------ Material provided

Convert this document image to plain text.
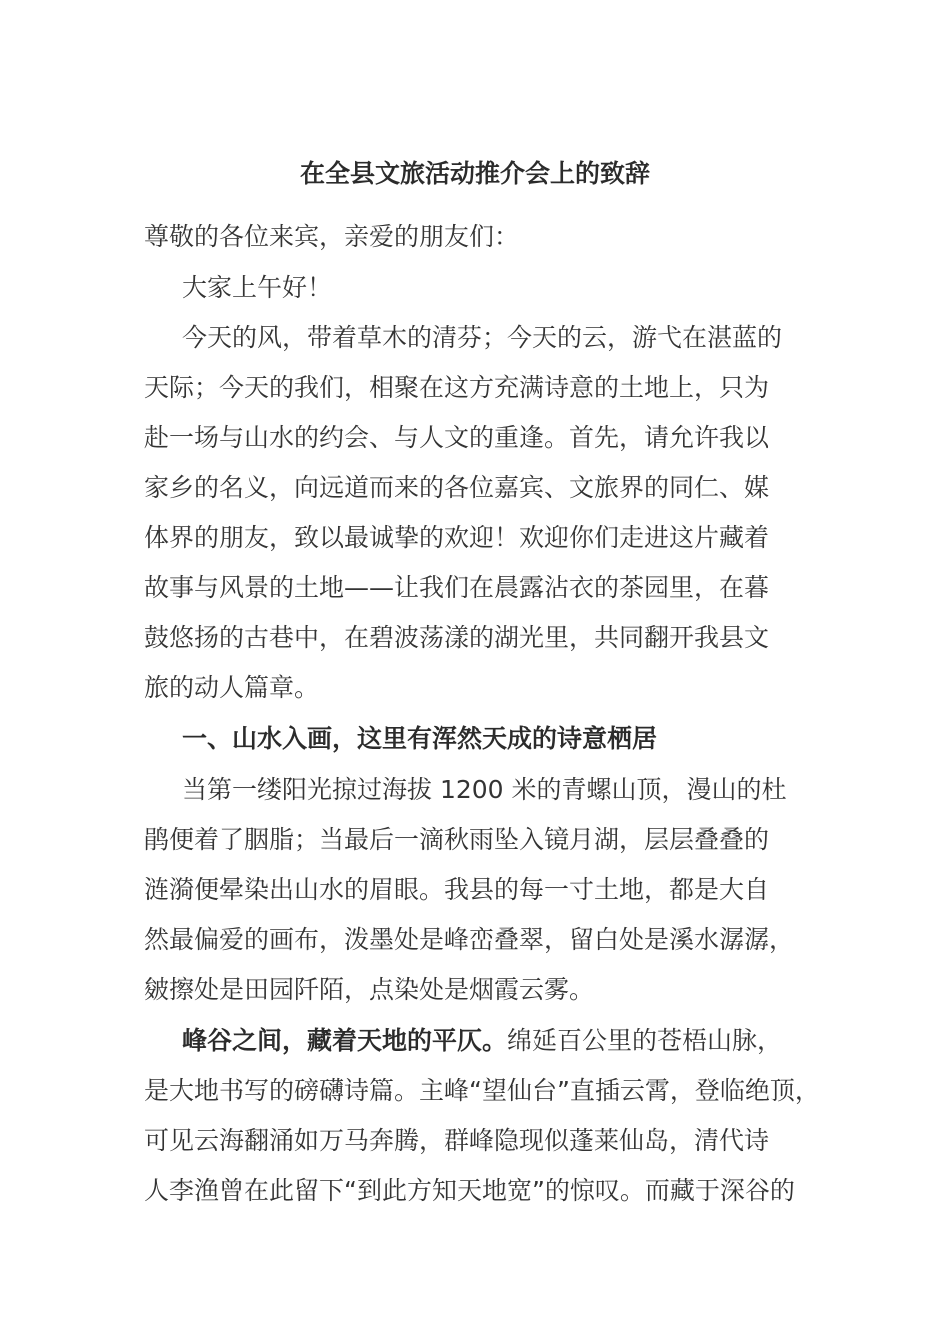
在全县文旅活动推介会上的致辞
尊敬的各位来宾，亲爱的朋友们：
大家上午好！
今天的风，带着草木的清芬；今天的云，游弋在湛蓝的
天际；今天的我们，相聚在这方充满诗意的土地上，只为
赴一场与山水的约会、与人文的重逢。首先，请允许我以
家乡的名义，向远道而来的各位嘉宾、文旅界的同仁、媒
体界的朋友，致以最诚挚的欢迎！欢迎你们走进这片藏着
故事与风景的土地——让我们在晨露沾衣的茶园里，在暮
鼓悠扬的古巷中，在碧波荡漾的湖光里，共同翻开我县文
旅的动人篇章。
一、山水入画，这里有浑然天成的诗意栖居
当第一缕阳光掠过海拔 1200 米的青螺山顶，漫山的杜
鹃便着了胭脂；当最后一滴秋雨坠入镜月湖，层层叠叠的
涟漪便晕染出山水的眉眼。我县的每一寸土地，都是大自
然最偏爱的画布，泼墨处是峰峦叠翠，留白处是溪水潺潺，
皴擦处是田园阡陌，点染处是烟霞云雾。
峰谷之间，藏着天地的平仄。绵延百公里的苍梧山脉，
是大地书写的磅礴诗篇。主峰“望仙台”直插云霄，登临绝顶，
可见云海翻涌如万马奔腾，群峰隐现似蓬莱仙岛，清代诗
人李渔曾在此留下“到此方知天地宽”的惊叹。而藏于深谷的
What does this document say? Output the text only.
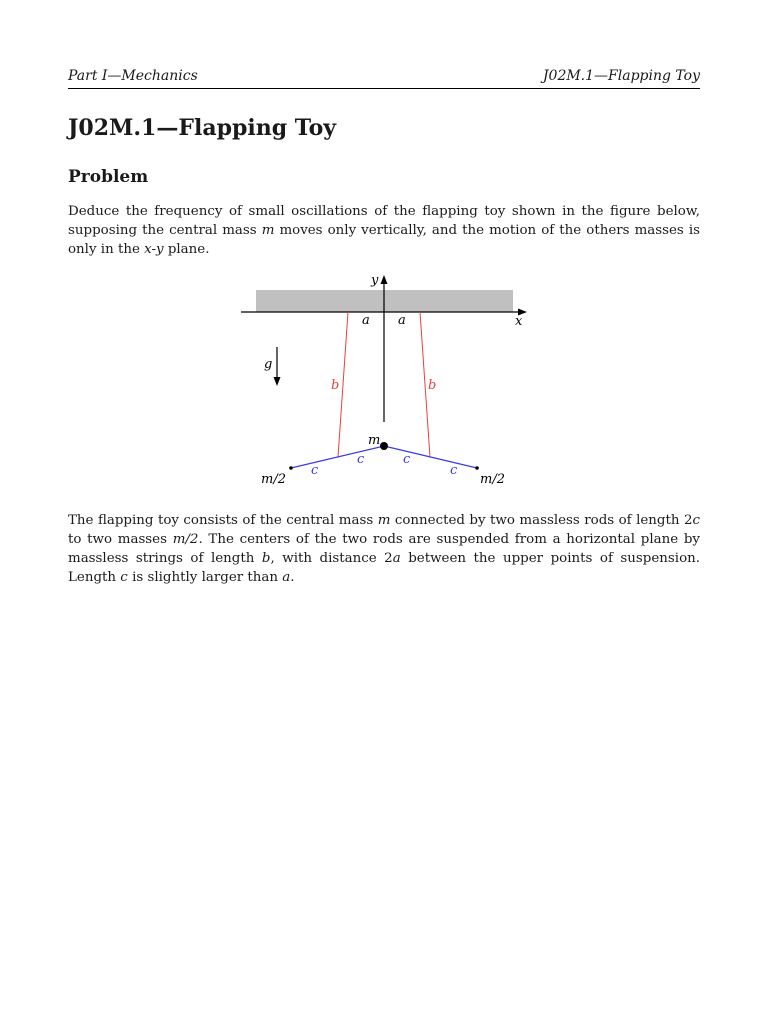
Part I—Mechanics	J02M.1—Flapping Toy
J02M.1—Flapping Toy
Problem

Deduce the frequency of small oscillations of the flapping toy shown in the figure below, supposing the central mass m moves only vertically, and the motion of the others masses is only in the x-y plane.

y
x
a a
g
b	b
c
c	c
c
m
m/2	m/2

The flapping toy consists of the central mass m connected by two massless rods of length 2c to two masses m/2. The centers of the two rods are suspended from a horizontal plane by massless strings of length b, with distance 2a between the upper points of suspension. Length c is slightly larger than a.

------------

(Problem): Each line from the one that contains "What does this" through the end of the records should be restated exactly; include both end lines and leave any pictures out.

(Full answer):
What does this document say? Output the text only.
Part I—Mechanics	J02M.1—Flapping Toy
J02M.1—Flapping Toy
Problem

Deduce the frequency of small oscillations of the flapping toy shown in the figure below, supposing the central mass m moves only vertically, and the motion of the others masses is only in the x-y plane.

y
x
a a
g
b	b
c
c	c
c
m
m/2	m/2

The flapping toy consists of the central mass m connected by two massless rods of length 2c to two masses m/2. The centers of the two rods are suspended from a horizontal plane by massless strings of length b, with distance 2a between the upper points of suspension. Length c is slightly larger than a.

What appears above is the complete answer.